* begin Material for this task *
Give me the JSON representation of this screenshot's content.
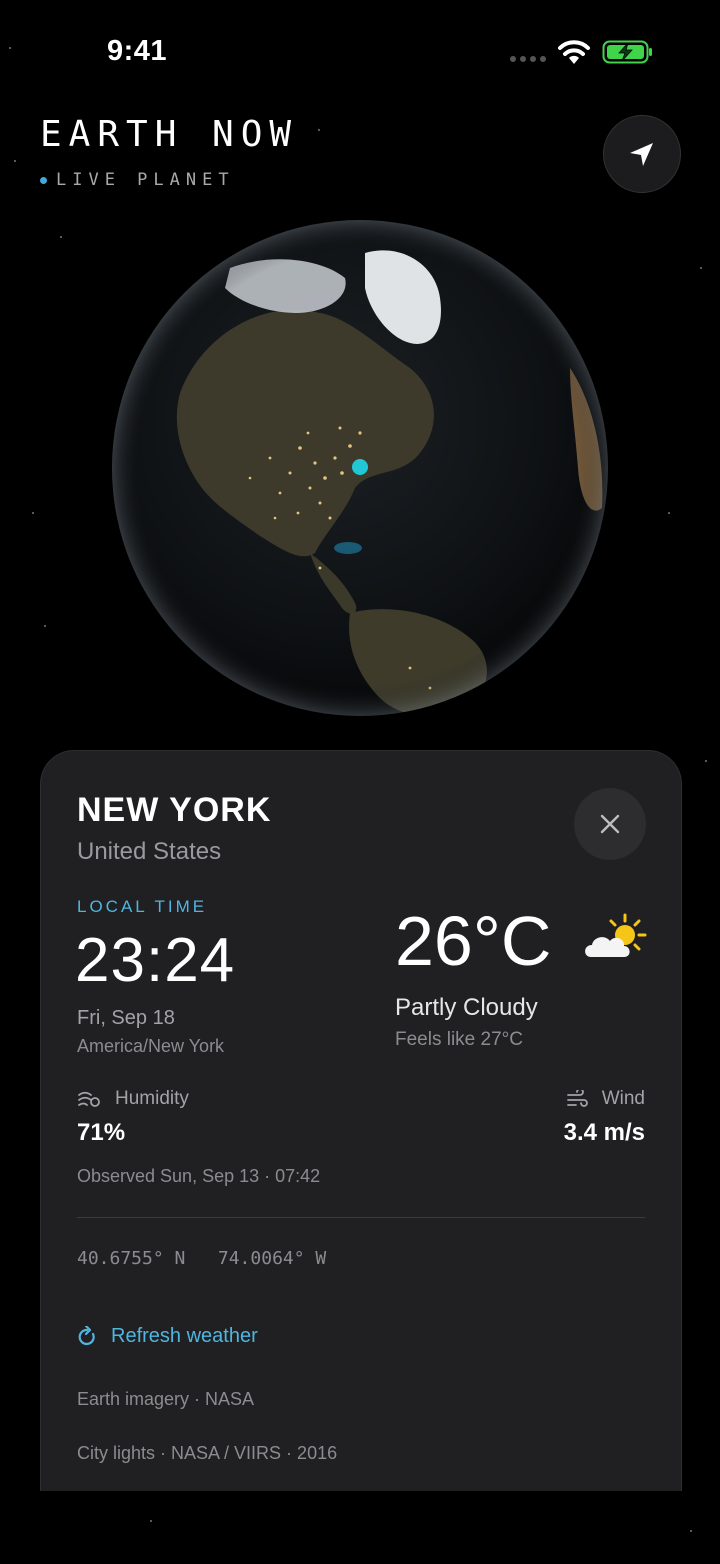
{
  "status_bar": {
    "time": "9:41"
  },
  "header": {
    "title": "EARTH NOW",
    "subtitle": "LIVE PLANET"
  },
  "card": {
    "city": "NEW YORK",
    "country": "United States",
    "local_time_label": "LOCAL TIME",
    "local_time": "23:24",
    "date": "Fri, Sep 18",
    "timezone": "America/New York",
    "temperature": "26°C",
    "condition": "Partly Cloudy",
    "feels_like": "Feels like 27°C",
    "humidity_label": "Humidity",
    "humidity_value": "71%",
    "wind_label": "Wind",
    "wind_value": "3.4 m/s",
    "observed": "Observed Sun, Sep 13 · 07:42",
    "coordinates": "40.6755° N   74.0064° W",
    "refresh_label": "Refresh weather",
    "credit_imagery": "Earth imagery · NASA",
    "credit_lights": "City lights · NASA / VIIRS · 2016"
  },
  "colors": {
    "accent": "#4fb5e0",
    "marker": "#22c7d6",
    "card_bg": "#202022"
  },
  "icons": {
    "locate": "location-arrow-icon",
    "close": "close-icon",
    "weather": "partly-cloudy-icon",
    "humidity": "humidity-icon",
    "wind": "wind-icon",
    "refresh": "refresh-icon"
  }
}
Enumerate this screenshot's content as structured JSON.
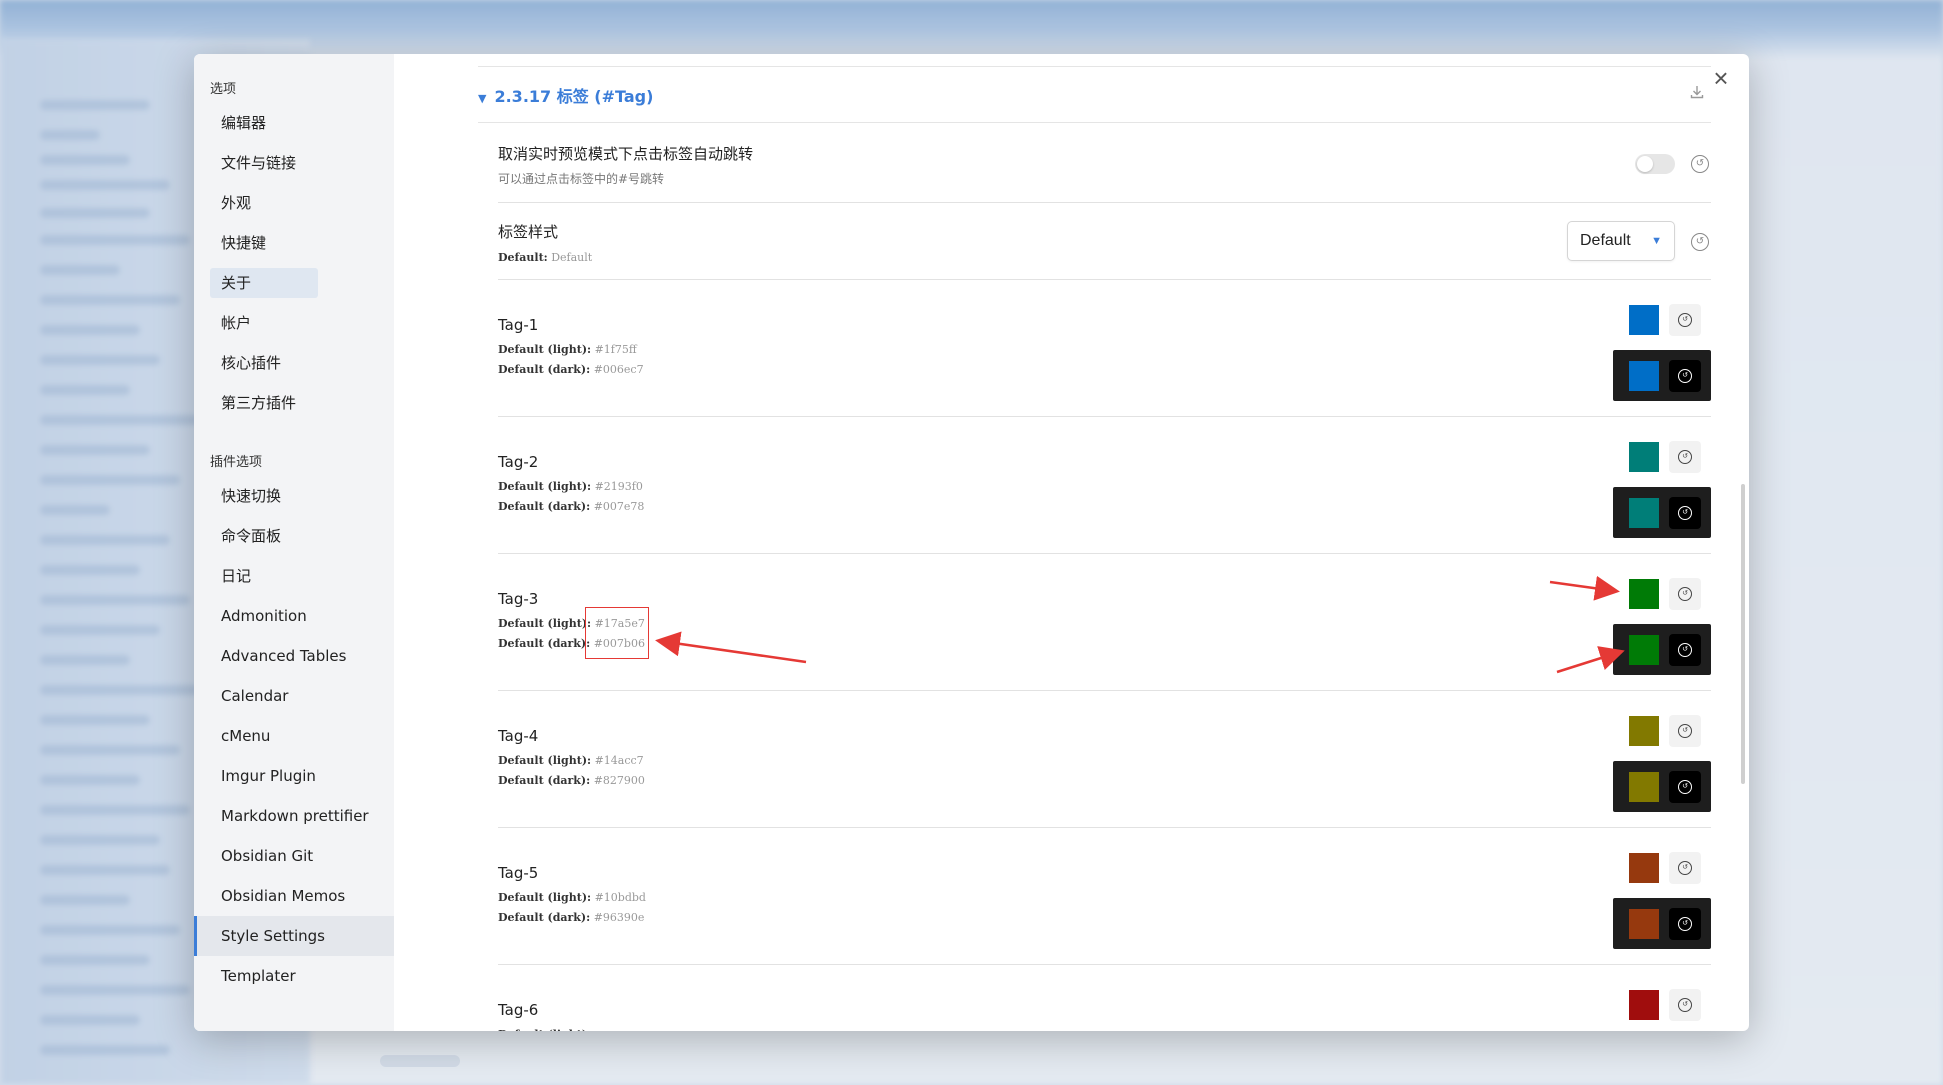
{
  "sidebar": {
    "group1_title": "选项",
    "items": [
      "编辑器",
      "文件与链接",
      "外观",
      "快捷键",
      "关于",
      "帐户",
      "核心插件",
      "第三方插件"
    ],
    "group2_title": "插件选项",
    "plugin_items": [
      "快速切换",
      "命令面板",
      "日记",
      "Admonition",
      "Advanced Tables",
      "Calendar",
      "cMenu",
      "Imgur Plugin",
      "Markdown prettifier",
      "Obsidian Git",
      "Obsidian Memos",
      "Style Settings",
      "Templater"
    ],
    "active_item": "Style Settings"
  },
  "section": {
    "caret": "▼",
    "title": "2.3.17 标签 (#Tag)",
    "download_icon": "download-icon"
  },
  "settings": {
    "tag_jump": {
      "name": "取消实时预览模式下点击标签自动跳转",
      "desc": "可以通过点击标签中的#号跳转",
      "enabled": false
    },
    "tag_style": {
      "name": "标签样式",
      "default_label": "Default:",
      "default_value": "Default",
      "select_value": "Default"
    }
  },
  "labels": {
    "light": "Default (light):",
    "dark": "Default (dark):"
  },
  "tags": [
    {
      "name": "Tag-1",
      "light": "#1f75ff",
      "dark": "#006ec7",
      "swatch_light": "#006ec7",
      "swatch_dark": "#006ec7"
    },
    {
      "name": "Tag-2",
      "light": "#2193f0",
      "dark": "#007e78",
      "swatch_light": "#007e78",
      "swatch_dark": "#007e78"
    },
    {
      "name": "Tag-3",
      "light": "#17a5e7",
      "dark": "#007b06",
      "swatch_light": "#007b06",
      "swatch_dark": "#007b06"
    },
    {
      "name": "Tag-4",
      "light": "#14acc7",
      "dark": "#827900",
      "swatch_light": "#827900",
      "swatch_dark": "#827900"
    },
    {
      "name": "Tag-5",
      "light": "#10bdbd",
      "dark": "#96390e",
      "swatch_light": "#96390e",
      "swatch_dark": "#96390e"
    },
    {
      "name": "Tag-6",
      "light": "",
      "dark": "",
      "swatch_light": "#a00d0d"
    }
  ],
  "colors": {
    "accent": "#3b7dd8",
    "annotation": "#e53935"
  },
  "close_icon": "×"
}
* end Material for this task *
**Description of the task:** Return each line of the data, keeping its wording exact and omitting pictures.

**Answer in full:**
Give me the JSON representation of this screenshot's content.
{
  "status_bar": {
    "time": "9:41"
  },
  "header": {
    "title": "EARTH NOW",
    "subtitle": "LIVE PLANET"
  },
  "card": {
    "city": "NEW YORK",
    "country": "United States",
    "local_time_label": "LOCAL TIME",
    "local_time": "23:24",
    "date": "Fri, Sep 18",
    "timezone": "America/New York",
    "temperature": "26°C",
    "condition": "Partly Cloudy",
    "feels_like": "Feels like 27°C",
    "humidity_label": "Humidity",
    "humidity_value": "71%",
    "wind_label": "Wind",
    "wind_value": "3.4 m/s",
    "observed": "Observed Sun, Sep 13 · 07:42",
    "coordinates": "40.6755° N   74.0064° W",
    "refresh_label": "Refresh weather",
    "credit_imagery": "Earth imagery · NASA",
    "credit_lights": "City lights · NASA / VIIRS · 2016"
  },
  "colors": {
    "accent": "#4fb5e0",
    "marker": "#22c7d6",
    "card_bg": "#202022"
  },
  "icons": {
    "locate": "location-arrow-icon",
    "close": "close-icon",
    "weather": "partly-cloudy-icon",
    "humidity": "humidity-icon",
    "wind": "wind-icon",
    "refresh": "refresh-icon"
  }
}
Enumerate this screenshot's content as structured JSON.
{
  "sidebar": {
    "group1_title": "选项",
    "items": [
      "编辑器",
      "文件与链接",
      "外观",
      "快捷键",
      "关于",
      "帐户",
      "核心插件",
      "第三方插件"
    ],
    "group2_title": "插件选项",
    "plugin_items": [
      "快速切换",
      "命令面板",
      "日记",
      "Admonition",
      "Advanced Tables",
      "Calendar",
      "cMenu",
      "Imgur Plugin",
      "Markdown prettifier",
      "Obsidian Git",
      "Obsidian Memos",
      "Style Settings",
      "Templater"
    ],
    "active_item": "Style Settings"
  },
  "section": {
    "caret": "▼",
    "title": "2.3.17 标签 (#Tag)",
    "download_icon": "download-icon"
  },
  "settings": {
    "tag_jump": {
      "name": "取消实时预览模式下点击标签自动跳转",
      "desc": "可以通过点击标签中的#号跳转",
      "enabled": false
    },
    "tag_style": {
      "name": "标签样式",
      "default_label": "Default:",
      "default_value": "Default",
      "select_value": "Default"
    }
  },
  "labels": {
    "light": "Default (light):",
    "dark": "Default (dark):"
  },
  "tags": [
    {
      "name": "Tag-1",
      "light": "#1f75ff",
      "dark": "#006ec7",
      "swatch_light": "#006ec7",
      "swatch_dark": "#006ec7"
    },
    {
      "name": "Tag-2",
      "light": "#2193f0",
      "dark": "#007e78",
      "swatch_light": "#007e78",
      "swatch_dark": "#007e78"
    },
    {
      "name": "Tag-3",
      "light": "#17a5e7",
      "dark": "#007b06",
      "swatch_light": "#007b06",
      "swatch_dark": "#007b06"
    },
    {
      "name": "Tag-4",
      "light": "#14acc7",
      "dark": "#827900",
      "swatch_light": "#827900",
      "swatch_dark": "#827900"
    },
    {
      "name": "Tag-5",
      "light": "#10bdbd",
      "dark": "#96390e",
      "swatch_light": "#96390e",
      "swatch_dark": "#96390e"
    },
    {
      "name": "Tag-6",
      "light": "",
      "dark": "",
      "swatch_light": "#a00d0d"
    }
  ],
  "colors": {
    "accent": "#3b7dd8",
    "annotation": "#e53935"
  },
  "close_icon": "×"
}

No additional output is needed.